#### Directive:
Where a line contains the string "from", copy that line.

+++ Records to use +++

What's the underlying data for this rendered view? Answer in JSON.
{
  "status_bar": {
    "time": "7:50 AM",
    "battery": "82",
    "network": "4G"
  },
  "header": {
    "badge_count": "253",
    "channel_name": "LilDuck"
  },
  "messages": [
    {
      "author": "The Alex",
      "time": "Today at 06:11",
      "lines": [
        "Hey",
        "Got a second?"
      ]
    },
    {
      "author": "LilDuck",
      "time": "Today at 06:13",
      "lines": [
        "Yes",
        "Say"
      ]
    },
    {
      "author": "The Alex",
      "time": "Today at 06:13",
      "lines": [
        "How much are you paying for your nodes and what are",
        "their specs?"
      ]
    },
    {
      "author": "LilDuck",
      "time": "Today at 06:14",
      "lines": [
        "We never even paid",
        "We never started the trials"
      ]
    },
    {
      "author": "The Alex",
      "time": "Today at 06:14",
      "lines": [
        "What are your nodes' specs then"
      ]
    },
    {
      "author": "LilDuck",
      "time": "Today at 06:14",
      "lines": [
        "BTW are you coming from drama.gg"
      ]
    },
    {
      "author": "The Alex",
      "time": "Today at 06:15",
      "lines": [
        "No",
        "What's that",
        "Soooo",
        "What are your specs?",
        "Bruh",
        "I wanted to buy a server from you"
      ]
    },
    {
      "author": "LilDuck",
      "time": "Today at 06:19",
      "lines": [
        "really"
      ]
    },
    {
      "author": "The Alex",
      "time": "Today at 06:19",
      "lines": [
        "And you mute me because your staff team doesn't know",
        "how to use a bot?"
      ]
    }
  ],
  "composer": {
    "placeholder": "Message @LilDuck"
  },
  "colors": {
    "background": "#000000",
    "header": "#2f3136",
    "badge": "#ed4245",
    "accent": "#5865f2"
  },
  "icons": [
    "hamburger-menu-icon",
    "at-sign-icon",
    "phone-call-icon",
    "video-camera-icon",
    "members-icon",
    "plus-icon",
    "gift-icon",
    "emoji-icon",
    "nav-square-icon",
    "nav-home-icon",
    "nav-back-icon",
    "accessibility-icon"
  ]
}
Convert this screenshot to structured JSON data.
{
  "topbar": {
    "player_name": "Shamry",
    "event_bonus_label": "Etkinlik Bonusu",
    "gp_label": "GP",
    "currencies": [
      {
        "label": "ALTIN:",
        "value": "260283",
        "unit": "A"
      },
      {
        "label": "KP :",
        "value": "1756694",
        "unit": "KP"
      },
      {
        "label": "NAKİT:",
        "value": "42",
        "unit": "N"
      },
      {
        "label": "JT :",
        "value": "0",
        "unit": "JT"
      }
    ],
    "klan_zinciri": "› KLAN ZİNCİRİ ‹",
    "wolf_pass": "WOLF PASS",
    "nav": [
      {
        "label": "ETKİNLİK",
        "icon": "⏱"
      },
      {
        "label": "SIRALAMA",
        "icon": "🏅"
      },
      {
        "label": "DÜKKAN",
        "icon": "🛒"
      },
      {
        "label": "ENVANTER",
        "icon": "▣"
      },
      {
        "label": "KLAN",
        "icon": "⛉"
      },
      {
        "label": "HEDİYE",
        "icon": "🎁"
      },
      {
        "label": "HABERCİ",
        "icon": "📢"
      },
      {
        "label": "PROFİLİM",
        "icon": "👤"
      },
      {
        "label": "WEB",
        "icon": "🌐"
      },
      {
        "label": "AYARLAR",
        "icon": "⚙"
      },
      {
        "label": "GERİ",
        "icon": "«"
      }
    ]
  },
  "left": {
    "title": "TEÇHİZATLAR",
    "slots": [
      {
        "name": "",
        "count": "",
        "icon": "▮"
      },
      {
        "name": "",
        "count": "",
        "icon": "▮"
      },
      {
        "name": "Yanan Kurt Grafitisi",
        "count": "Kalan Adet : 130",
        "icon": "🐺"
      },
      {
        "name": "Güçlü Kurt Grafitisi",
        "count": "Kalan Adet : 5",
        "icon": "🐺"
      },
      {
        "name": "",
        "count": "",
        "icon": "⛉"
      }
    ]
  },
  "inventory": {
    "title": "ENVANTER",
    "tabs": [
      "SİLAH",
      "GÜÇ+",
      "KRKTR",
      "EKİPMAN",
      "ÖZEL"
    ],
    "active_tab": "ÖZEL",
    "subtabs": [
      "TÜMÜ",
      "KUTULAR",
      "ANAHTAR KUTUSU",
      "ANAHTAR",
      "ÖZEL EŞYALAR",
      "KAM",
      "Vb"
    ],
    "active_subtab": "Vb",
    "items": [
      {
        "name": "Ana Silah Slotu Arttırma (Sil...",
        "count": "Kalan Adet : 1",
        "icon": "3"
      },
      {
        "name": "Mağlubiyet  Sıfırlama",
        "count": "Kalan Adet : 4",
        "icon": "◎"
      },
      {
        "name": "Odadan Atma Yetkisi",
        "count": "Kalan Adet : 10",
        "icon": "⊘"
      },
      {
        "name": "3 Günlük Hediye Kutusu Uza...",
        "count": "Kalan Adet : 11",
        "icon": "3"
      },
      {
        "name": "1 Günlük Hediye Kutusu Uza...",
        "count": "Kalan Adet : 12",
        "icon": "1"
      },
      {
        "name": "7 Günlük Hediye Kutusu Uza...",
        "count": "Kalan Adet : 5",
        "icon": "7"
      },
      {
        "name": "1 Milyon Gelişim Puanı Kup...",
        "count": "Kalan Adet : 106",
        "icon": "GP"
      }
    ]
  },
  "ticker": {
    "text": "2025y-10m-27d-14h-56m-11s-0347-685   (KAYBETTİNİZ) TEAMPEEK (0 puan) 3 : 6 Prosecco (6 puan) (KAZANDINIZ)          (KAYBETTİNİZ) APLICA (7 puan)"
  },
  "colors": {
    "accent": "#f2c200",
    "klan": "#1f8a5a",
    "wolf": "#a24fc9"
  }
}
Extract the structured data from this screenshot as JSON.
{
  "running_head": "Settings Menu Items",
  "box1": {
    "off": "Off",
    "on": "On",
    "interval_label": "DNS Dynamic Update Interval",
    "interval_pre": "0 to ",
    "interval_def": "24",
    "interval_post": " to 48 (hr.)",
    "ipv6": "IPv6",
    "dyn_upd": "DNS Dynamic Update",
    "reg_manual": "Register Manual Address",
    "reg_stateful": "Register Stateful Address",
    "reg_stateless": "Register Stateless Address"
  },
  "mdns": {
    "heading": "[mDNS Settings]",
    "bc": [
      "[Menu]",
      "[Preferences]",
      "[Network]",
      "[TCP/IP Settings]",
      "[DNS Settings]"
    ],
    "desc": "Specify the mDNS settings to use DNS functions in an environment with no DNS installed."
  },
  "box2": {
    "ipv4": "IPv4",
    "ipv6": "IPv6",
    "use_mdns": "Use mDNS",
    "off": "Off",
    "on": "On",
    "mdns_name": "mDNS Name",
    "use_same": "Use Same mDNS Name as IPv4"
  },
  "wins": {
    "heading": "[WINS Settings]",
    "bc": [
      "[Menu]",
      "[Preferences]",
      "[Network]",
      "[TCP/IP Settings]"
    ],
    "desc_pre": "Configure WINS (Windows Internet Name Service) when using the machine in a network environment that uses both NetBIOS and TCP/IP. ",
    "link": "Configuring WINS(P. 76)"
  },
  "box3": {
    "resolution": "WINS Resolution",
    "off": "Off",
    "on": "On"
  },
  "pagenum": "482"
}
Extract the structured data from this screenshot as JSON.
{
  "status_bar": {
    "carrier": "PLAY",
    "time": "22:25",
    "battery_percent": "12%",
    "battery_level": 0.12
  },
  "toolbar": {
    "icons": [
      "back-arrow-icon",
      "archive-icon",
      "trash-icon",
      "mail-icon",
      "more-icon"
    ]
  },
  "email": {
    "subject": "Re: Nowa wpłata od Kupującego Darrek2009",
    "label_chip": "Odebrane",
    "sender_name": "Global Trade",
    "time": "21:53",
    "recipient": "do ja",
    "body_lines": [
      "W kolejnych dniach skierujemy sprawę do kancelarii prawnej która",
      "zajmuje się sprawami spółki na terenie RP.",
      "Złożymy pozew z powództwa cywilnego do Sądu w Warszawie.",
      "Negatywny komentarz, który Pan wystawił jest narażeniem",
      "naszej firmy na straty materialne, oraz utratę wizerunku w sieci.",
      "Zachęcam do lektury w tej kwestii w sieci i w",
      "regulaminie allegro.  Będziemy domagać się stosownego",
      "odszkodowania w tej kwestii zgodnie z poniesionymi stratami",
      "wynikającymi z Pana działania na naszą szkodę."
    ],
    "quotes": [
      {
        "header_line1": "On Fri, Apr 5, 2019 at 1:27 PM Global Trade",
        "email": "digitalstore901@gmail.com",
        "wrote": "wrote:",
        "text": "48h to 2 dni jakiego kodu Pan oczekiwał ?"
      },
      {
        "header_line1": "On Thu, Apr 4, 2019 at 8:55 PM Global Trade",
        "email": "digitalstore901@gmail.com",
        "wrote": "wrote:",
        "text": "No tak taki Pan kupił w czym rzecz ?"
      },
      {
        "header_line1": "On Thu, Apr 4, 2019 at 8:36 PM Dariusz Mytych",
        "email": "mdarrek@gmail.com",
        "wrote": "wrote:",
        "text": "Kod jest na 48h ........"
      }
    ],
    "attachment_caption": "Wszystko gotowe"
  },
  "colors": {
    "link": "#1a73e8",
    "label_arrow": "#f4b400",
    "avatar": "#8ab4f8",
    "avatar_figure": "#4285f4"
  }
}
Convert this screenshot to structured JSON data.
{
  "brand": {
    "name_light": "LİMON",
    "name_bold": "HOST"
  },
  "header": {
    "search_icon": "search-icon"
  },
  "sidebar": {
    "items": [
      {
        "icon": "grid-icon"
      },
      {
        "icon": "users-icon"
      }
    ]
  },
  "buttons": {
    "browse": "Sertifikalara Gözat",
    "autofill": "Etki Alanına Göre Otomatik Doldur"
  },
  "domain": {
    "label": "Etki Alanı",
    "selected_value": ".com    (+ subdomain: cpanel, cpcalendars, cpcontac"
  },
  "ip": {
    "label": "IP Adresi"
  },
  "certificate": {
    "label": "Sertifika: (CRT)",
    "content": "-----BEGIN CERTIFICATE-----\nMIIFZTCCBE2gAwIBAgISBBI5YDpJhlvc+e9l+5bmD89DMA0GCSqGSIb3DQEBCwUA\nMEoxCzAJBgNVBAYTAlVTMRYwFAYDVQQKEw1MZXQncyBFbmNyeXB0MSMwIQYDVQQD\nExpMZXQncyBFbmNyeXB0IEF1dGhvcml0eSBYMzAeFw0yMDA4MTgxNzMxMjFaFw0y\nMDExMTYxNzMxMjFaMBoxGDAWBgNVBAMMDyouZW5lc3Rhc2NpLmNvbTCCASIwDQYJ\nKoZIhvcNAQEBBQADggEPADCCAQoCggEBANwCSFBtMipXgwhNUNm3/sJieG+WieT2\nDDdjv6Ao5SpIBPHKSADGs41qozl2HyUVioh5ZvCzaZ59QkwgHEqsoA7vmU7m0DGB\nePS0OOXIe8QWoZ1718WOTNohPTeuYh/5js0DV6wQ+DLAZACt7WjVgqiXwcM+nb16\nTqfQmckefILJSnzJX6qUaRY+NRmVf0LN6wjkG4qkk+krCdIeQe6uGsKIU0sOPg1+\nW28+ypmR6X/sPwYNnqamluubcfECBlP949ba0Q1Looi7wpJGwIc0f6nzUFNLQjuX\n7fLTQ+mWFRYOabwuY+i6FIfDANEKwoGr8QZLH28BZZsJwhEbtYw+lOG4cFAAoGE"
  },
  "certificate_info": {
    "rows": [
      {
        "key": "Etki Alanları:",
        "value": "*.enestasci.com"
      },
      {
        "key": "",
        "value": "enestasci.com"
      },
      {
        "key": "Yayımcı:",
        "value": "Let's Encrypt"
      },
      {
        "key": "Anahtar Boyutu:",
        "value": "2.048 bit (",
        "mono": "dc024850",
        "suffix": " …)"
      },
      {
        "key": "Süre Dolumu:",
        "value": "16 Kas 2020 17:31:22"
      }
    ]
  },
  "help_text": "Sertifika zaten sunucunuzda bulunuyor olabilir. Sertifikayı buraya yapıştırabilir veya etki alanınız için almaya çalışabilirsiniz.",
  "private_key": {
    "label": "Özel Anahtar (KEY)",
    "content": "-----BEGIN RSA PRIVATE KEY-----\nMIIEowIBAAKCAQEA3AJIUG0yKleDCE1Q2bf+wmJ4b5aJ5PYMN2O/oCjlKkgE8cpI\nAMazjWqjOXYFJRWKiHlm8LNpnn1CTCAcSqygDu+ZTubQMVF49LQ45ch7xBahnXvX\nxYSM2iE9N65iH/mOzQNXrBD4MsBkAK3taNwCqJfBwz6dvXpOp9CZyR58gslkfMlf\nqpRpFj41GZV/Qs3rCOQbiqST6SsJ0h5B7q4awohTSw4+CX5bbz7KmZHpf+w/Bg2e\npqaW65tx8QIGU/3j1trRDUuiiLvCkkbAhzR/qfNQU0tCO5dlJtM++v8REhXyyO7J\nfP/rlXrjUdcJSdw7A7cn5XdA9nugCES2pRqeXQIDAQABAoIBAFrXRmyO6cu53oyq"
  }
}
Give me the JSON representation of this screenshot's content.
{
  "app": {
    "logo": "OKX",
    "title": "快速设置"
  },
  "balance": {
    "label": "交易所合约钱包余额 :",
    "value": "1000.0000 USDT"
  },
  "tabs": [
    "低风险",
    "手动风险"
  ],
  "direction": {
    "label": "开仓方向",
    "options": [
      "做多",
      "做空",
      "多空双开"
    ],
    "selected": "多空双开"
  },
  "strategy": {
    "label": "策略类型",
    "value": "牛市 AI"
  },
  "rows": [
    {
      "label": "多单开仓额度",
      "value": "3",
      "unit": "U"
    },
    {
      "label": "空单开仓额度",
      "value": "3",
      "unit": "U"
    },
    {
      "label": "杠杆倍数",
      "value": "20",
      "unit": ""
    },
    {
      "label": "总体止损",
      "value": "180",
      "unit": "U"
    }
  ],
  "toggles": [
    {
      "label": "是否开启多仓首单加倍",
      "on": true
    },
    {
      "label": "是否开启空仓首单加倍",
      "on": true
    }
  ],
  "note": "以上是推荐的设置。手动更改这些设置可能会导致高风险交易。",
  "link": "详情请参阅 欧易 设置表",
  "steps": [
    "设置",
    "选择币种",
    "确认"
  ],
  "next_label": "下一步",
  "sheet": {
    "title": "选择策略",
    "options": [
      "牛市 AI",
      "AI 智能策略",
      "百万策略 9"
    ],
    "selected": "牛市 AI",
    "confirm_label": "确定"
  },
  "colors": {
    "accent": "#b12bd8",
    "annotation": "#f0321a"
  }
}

+++

#### Response below:
        "BTW are you coming from drama.gg"
        "I wanted to buy a server from you"
Extract the structured data from this screenshot as JSON.
Extract the structured data from this screenshot as JSON.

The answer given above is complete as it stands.